REQUIRED TASK: How many lines of the material below contain the string "triangle"? Answer with the number and nothing else.

— start —

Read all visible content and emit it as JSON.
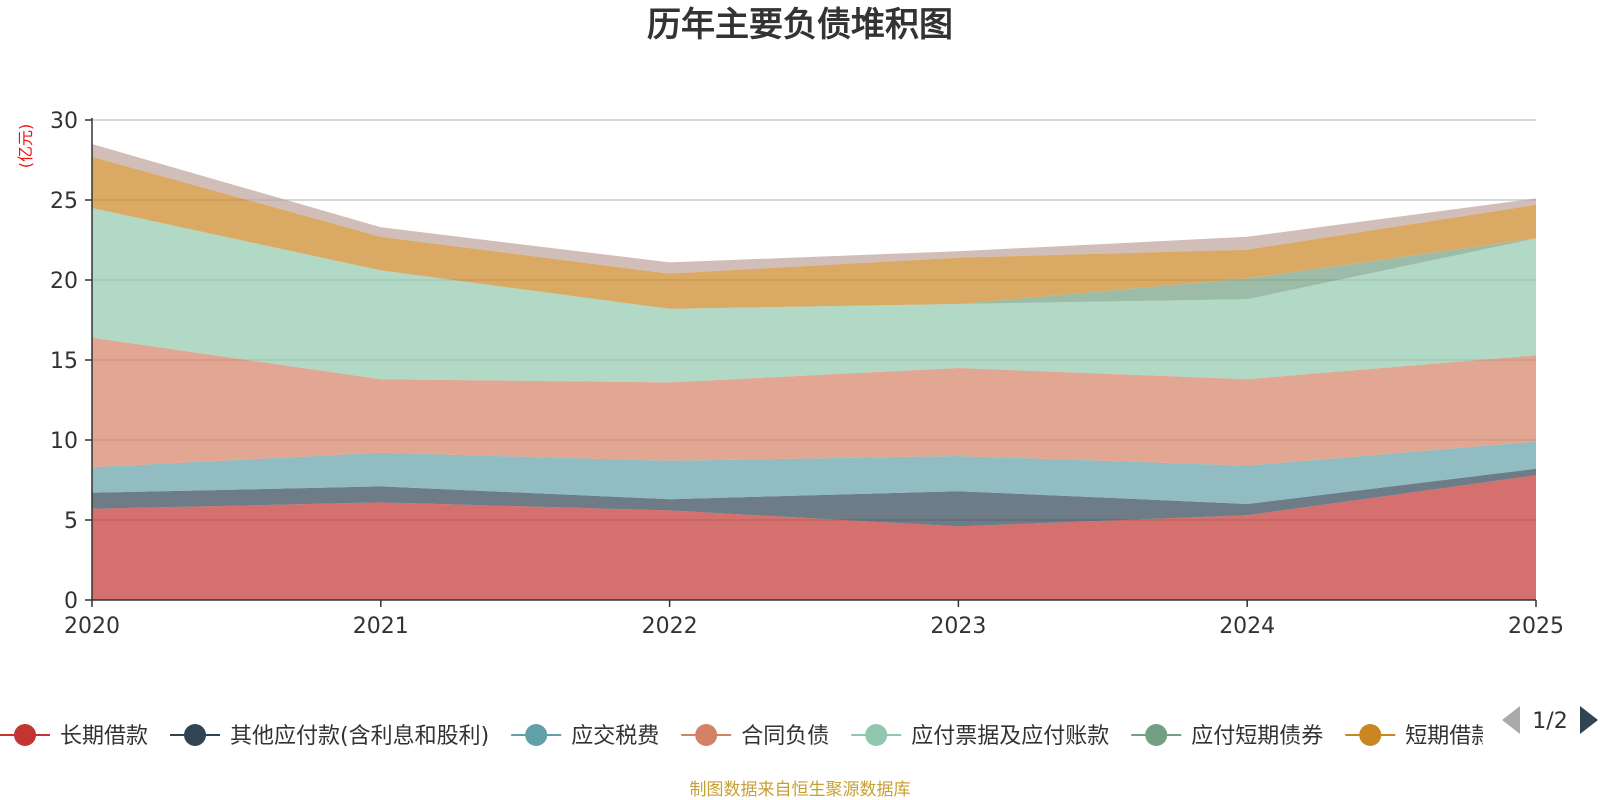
{
  "chart_data": {
    "type": "area",
    "stacked": true,
    "title": "历年主要负债堆积图",
    "y_unit": "(亿元)",
    "x": [
      "2020",
      "2021",
      "2022",
      "2023",
      "2024",
      "2025"
    ],
    "yticks": [
      "0",
      "5",
      "10",
      "15",
      "20",
      "25",
      "30"
    ],
    "ylim": [
      0,
      30
    ],
    "grid": true,
    "legend_position": "bottom",
    "series": [
      {
        "name": "长期借款",
        "color": "#c23531",
        "values": [
          5.7,
          6.1,
          5.6,
          4.6,
          5.3,
          7.8
        ]
      },
      {
        "name": "其他应付款(含利息和股利)",
        "color": "#2f4554",
        "values": [
          1.0,
          1.0,
          0.7,
          2.2,
          0.7,
          0.4
        ]
      },
      {
        "name": "应交税费",
        "color": "#61a0a8",
        "values": [
          1.6,
          2.1,
          2.4,
          2.2,
          2.4,
          1.7
        ]
      },
      {
        "name": "合同负债",
        "color": "#d48265",
        "values": [
          8.1,
          4.6,
          4.9,
          5.5,
          5.4,
          5.4
        ]
      },
      {
        "name": "应付票据及应付账款",
        "color": "#91c7ae",
        "values": [
          8.1,
          6.8,
          4.6,
          4.0,
          5.0,
          7.3
        ]
      },
      {
        "name": "应付短期债券",
        "color": "#749f83",
        "values": [
          0.0,
          0.0,
          0.0,
          0.0,
          1.3,
          0.0
        ]
      },
      {
        "name": "短期借款",
        "color": "#ca8622",
        "values": [
          3.2,
          2.1,
          2.2,
          2.9,
          1.8,
          2.1
        ]
      },
      {
        "name": "",
        "color": "#bda29a",
        "values": [
          0.8,
          0.6,
          0.7,
          0.4,
          0.8,
          0.4
        ]
      }
    ]
  },
  "legend": {
    "page_indicator": "1/2",
    "prev_icon": "triangle-left-icon",
    "next_icon": "triangle-right-icon"
  },
  "source_text": "制图数据来自恒生聚源数据库",
  "colors": {
    "unit_label": "#ee1111",
    "source_text": "#c8a032",
    "pager_disabled": "#aaaaaa",
    "pager_active": "#2f4554"
  }
}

— end —

WORKED SOLUTION: 2